— start of DATA SUPPLIED —

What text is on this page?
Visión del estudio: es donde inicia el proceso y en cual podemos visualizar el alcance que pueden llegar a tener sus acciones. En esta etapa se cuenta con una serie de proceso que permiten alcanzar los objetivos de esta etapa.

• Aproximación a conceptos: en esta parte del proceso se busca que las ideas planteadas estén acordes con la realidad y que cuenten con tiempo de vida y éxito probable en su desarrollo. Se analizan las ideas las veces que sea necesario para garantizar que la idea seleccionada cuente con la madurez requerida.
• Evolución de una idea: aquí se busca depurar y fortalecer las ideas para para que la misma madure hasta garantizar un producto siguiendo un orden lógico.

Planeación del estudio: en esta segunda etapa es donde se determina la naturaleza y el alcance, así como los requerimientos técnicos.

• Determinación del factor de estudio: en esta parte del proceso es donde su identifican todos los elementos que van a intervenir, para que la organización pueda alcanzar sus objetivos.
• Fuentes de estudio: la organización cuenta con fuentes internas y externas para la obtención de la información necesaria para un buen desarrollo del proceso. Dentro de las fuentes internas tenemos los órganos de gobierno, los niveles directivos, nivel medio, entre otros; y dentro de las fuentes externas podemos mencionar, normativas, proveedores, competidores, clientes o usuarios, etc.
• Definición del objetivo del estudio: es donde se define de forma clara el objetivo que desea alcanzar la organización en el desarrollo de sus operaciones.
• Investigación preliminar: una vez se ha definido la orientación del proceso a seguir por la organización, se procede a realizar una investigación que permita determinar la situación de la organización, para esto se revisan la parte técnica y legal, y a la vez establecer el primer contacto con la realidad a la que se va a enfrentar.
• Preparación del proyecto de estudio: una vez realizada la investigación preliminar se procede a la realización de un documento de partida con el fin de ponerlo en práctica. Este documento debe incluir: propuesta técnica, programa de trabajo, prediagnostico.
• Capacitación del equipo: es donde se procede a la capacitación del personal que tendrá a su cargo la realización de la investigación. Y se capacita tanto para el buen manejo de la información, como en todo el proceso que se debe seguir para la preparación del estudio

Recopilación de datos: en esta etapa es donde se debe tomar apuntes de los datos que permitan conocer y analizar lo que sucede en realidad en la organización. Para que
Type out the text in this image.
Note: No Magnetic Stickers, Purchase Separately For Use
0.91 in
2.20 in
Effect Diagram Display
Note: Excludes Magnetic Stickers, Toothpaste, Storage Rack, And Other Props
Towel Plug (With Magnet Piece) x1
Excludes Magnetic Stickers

— end of DATA SUPPLIED —
— start of DATA SUPPLIED —

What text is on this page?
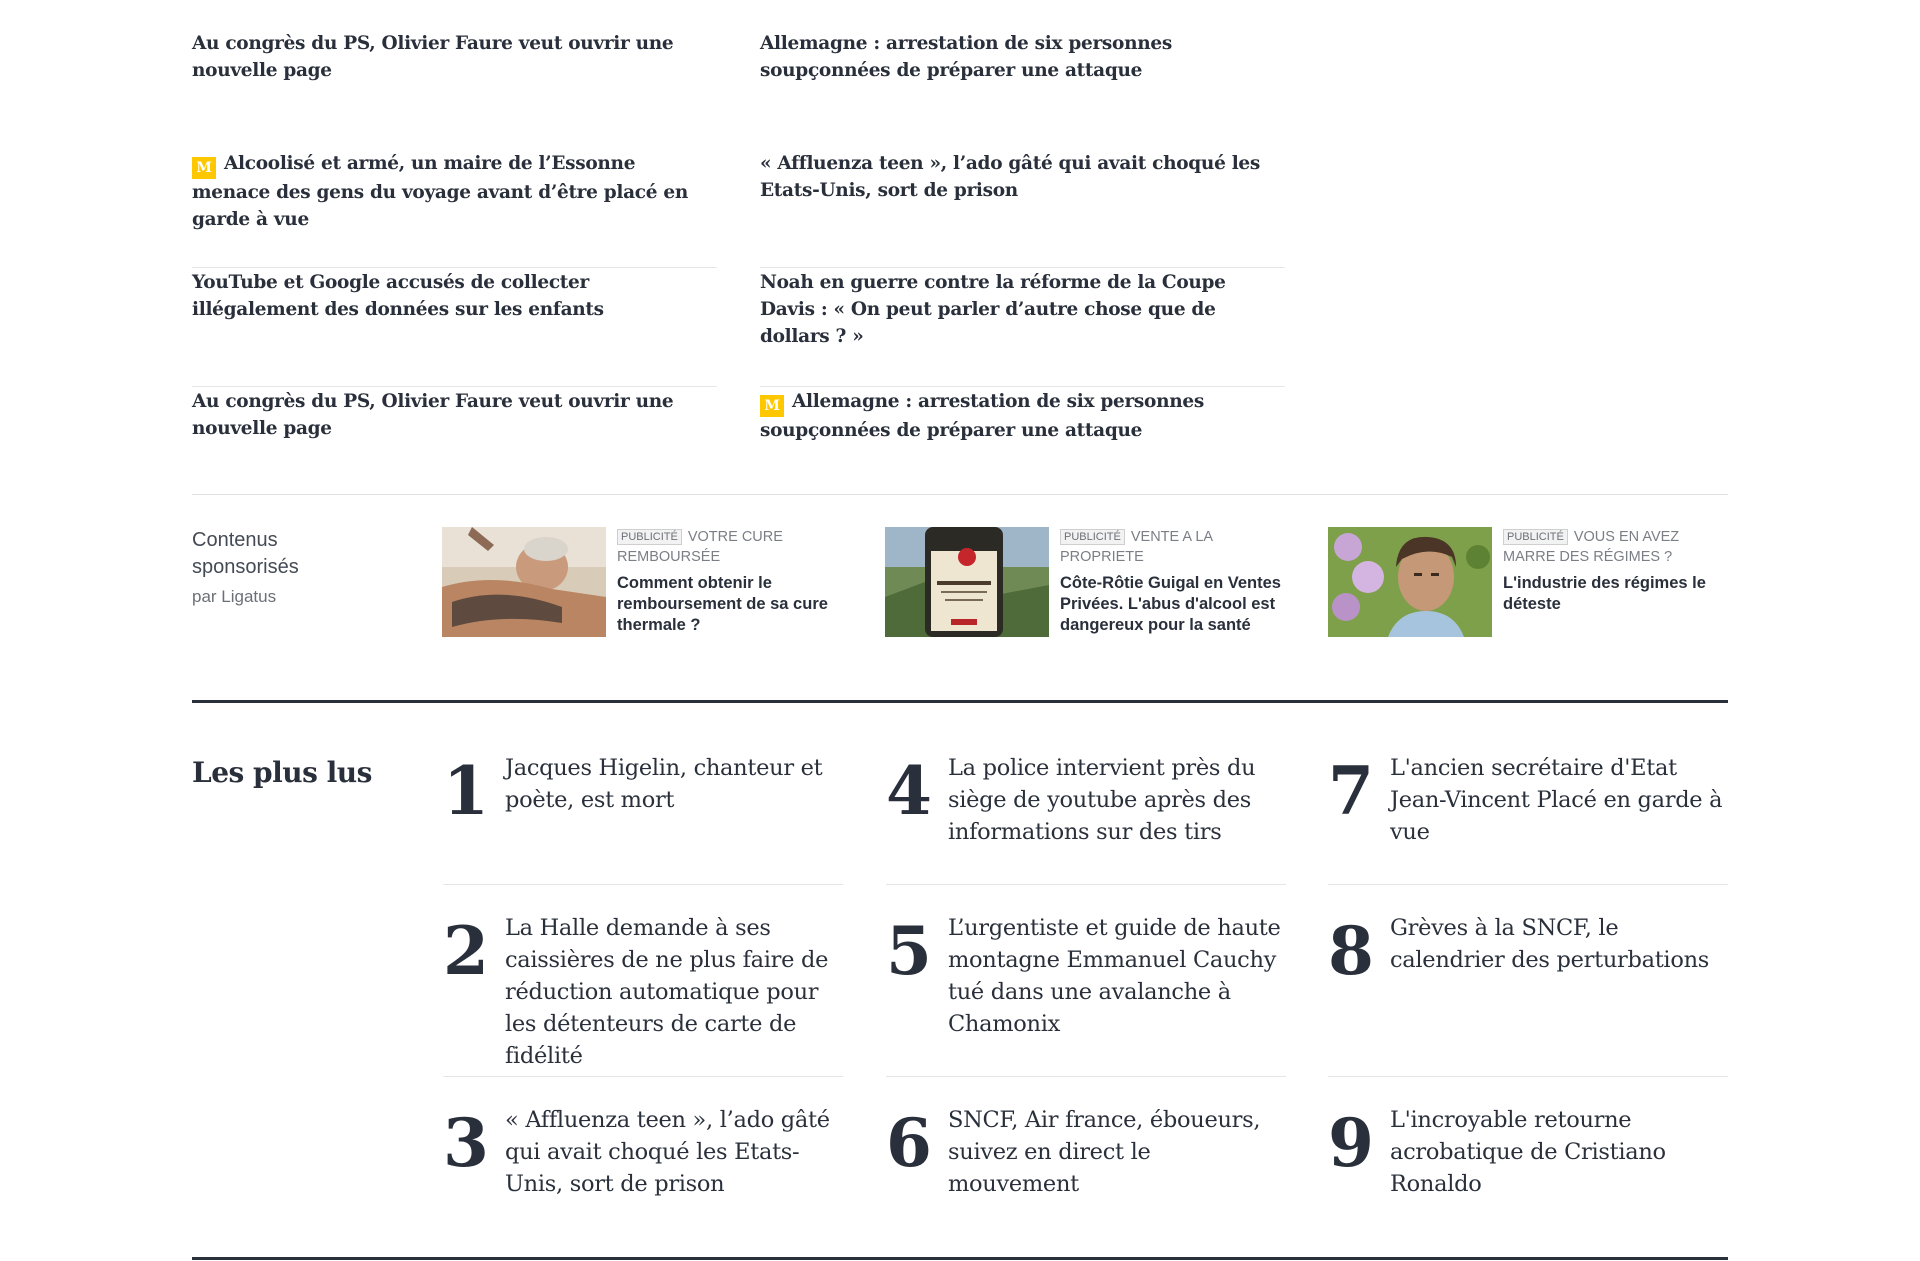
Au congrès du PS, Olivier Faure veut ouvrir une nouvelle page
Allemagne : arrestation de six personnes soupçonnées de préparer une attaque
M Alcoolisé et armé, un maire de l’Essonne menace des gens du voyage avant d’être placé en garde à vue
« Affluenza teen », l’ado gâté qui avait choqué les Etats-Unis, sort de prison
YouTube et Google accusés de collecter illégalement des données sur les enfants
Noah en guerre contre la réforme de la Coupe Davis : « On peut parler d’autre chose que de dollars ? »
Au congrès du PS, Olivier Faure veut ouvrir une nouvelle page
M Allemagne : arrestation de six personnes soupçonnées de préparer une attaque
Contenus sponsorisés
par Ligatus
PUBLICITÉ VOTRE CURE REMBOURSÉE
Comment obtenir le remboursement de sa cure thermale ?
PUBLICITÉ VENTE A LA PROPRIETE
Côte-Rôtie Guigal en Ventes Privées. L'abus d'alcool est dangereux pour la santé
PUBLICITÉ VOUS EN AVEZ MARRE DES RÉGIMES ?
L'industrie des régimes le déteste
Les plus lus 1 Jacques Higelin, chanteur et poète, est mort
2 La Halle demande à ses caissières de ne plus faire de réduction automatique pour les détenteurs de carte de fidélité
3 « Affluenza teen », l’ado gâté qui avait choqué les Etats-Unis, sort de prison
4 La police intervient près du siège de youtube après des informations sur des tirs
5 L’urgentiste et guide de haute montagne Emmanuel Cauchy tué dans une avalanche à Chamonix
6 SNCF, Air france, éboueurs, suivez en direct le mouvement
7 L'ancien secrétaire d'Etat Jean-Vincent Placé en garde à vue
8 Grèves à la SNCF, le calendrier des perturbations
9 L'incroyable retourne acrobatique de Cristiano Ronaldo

— end of DATA SUPPLIED —

- WHAT THIS TASK INVOLVES:
Copy out every line from the records that has the word "técnica".

- WRITTEN ANSWER:
• Investigación preliminar: una vez se ha definido la orientación del proceso a seguir por la organización, se procede a realizar una investigación que permita determinar la situación de la organización, para esto se revisan la parte técnica y legal, y a la vez establecer el primer contacto con la realidad a la que se va a enfrentar.
• Preparación del proyecto de estudio: una vez realizada la investigación preliminar se procede a la realización de un documento de partida con el fin de ponerlo en práctica. Este documento debe incluir: propuesta técnica, programa de trabajo, prediagnostico.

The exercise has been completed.